* PROMPT
Check every line of the material below for the string "this", and return the ones that have it.

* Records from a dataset
_____

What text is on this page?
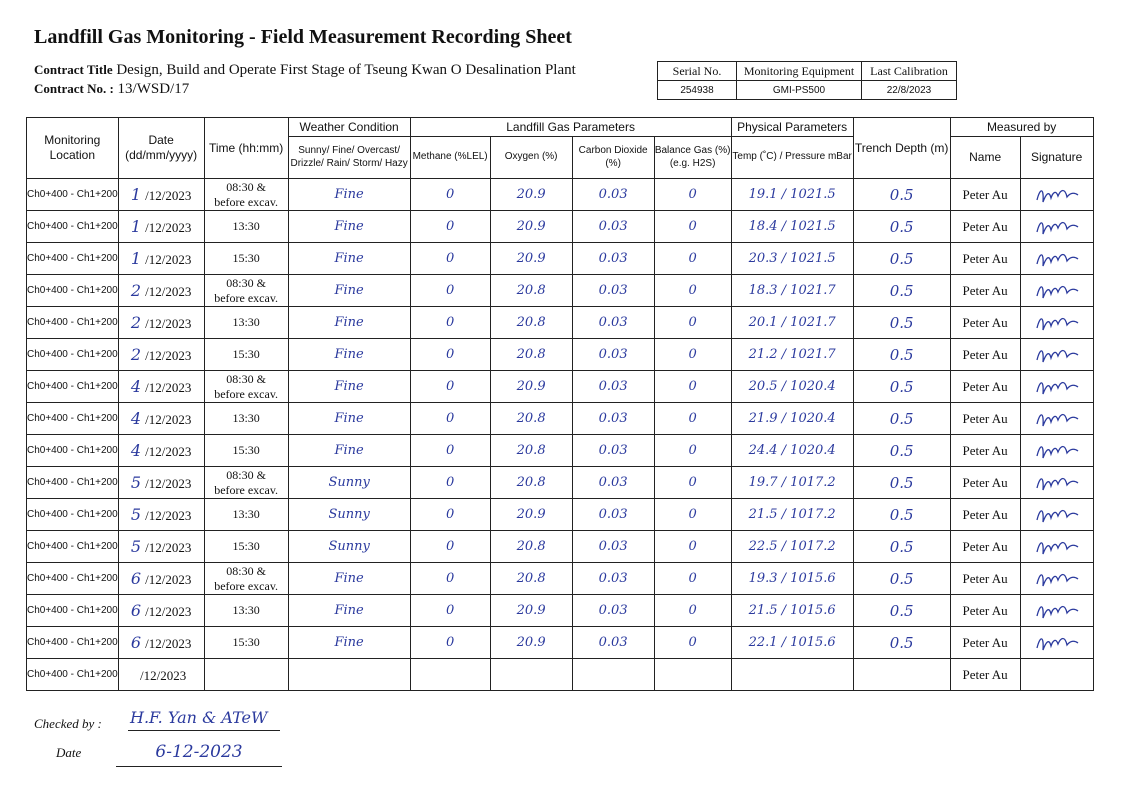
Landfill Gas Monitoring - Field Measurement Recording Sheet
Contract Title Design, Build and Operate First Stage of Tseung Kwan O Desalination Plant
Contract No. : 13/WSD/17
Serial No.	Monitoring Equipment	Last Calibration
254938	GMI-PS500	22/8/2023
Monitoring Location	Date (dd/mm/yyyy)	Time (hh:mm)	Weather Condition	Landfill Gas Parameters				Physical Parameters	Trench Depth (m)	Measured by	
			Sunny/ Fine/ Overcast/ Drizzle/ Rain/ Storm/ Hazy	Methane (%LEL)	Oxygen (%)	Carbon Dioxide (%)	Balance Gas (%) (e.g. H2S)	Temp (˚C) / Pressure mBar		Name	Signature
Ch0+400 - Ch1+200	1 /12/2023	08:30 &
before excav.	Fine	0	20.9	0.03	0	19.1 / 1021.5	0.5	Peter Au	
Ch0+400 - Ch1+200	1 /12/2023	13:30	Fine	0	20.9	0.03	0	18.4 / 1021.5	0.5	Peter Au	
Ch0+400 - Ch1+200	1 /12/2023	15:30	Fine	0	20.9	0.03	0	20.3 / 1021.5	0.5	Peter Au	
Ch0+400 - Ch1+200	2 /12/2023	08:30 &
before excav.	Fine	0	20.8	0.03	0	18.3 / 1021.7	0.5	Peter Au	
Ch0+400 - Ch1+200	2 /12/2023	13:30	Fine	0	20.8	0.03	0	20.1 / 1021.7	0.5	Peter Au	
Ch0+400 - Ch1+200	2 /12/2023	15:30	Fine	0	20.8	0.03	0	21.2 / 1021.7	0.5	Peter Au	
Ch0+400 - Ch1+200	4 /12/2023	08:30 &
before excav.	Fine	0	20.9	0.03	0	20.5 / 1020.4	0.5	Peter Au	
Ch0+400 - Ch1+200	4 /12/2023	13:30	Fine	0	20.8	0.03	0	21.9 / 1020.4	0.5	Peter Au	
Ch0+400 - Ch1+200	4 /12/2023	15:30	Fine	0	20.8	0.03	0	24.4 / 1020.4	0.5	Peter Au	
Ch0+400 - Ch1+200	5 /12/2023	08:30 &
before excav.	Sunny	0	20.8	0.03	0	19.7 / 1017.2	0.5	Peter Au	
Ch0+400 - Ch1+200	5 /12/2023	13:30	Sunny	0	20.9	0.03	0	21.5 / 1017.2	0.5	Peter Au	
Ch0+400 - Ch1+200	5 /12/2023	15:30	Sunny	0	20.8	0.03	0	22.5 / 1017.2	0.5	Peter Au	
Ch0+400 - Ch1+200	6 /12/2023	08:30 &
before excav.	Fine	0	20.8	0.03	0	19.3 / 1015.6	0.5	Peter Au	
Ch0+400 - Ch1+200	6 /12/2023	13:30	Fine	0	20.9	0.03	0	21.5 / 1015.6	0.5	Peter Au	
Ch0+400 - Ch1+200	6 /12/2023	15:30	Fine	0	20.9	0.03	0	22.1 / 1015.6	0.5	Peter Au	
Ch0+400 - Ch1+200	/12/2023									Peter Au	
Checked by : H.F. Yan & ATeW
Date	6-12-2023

_____

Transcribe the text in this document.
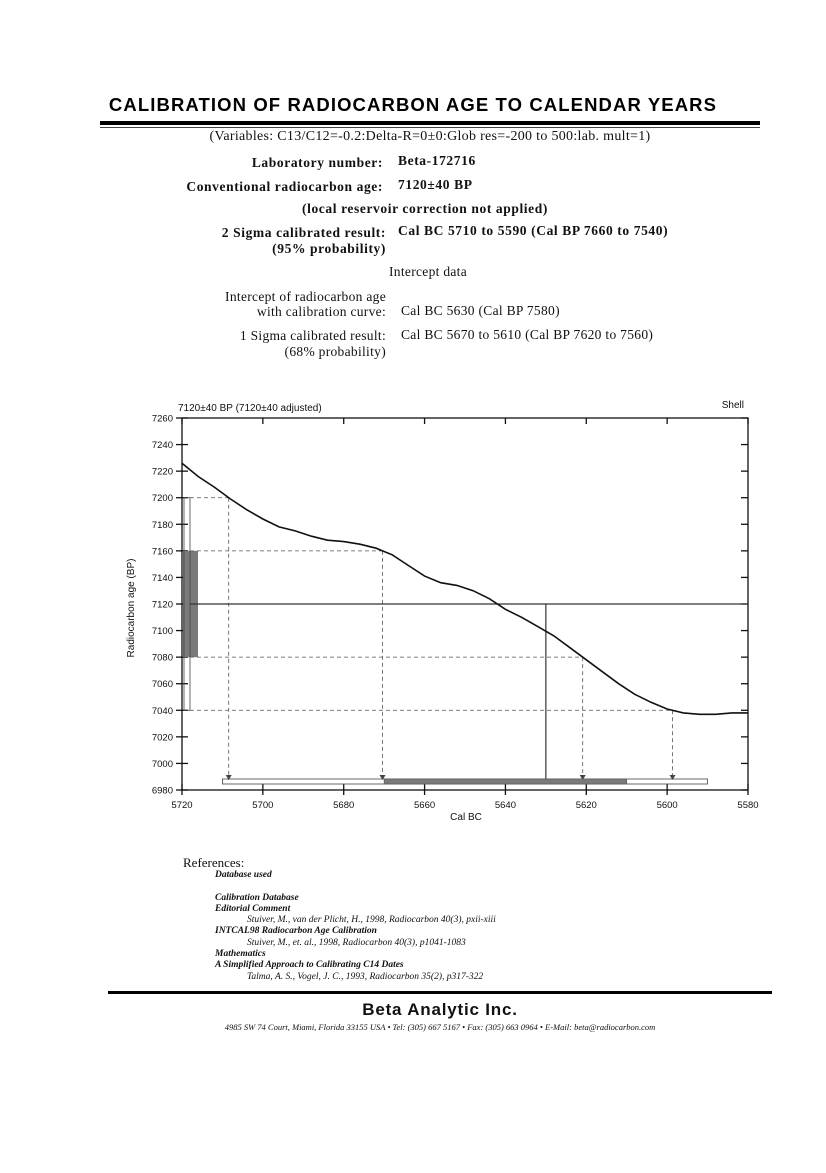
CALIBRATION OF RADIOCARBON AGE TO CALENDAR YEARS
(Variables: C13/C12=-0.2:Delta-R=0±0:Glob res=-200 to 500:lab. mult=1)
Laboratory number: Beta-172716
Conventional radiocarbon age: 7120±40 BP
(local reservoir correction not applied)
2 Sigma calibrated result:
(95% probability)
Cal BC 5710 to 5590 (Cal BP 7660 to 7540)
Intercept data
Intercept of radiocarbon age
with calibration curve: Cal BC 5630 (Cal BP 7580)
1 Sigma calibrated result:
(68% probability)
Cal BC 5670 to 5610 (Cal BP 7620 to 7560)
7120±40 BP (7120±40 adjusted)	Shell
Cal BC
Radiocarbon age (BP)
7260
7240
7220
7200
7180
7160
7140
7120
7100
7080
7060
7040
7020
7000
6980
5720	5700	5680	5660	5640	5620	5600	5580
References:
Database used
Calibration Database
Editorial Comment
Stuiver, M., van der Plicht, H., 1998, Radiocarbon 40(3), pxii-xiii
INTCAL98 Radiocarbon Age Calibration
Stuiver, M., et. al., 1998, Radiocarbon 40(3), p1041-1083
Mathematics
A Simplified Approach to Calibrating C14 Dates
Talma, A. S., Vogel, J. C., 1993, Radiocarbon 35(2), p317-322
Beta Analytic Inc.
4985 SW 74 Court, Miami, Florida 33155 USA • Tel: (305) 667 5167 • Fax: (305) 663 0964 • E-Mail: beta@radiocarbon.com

_____

* THE REPLY
What text is on this page?
Transcribe the text in this document.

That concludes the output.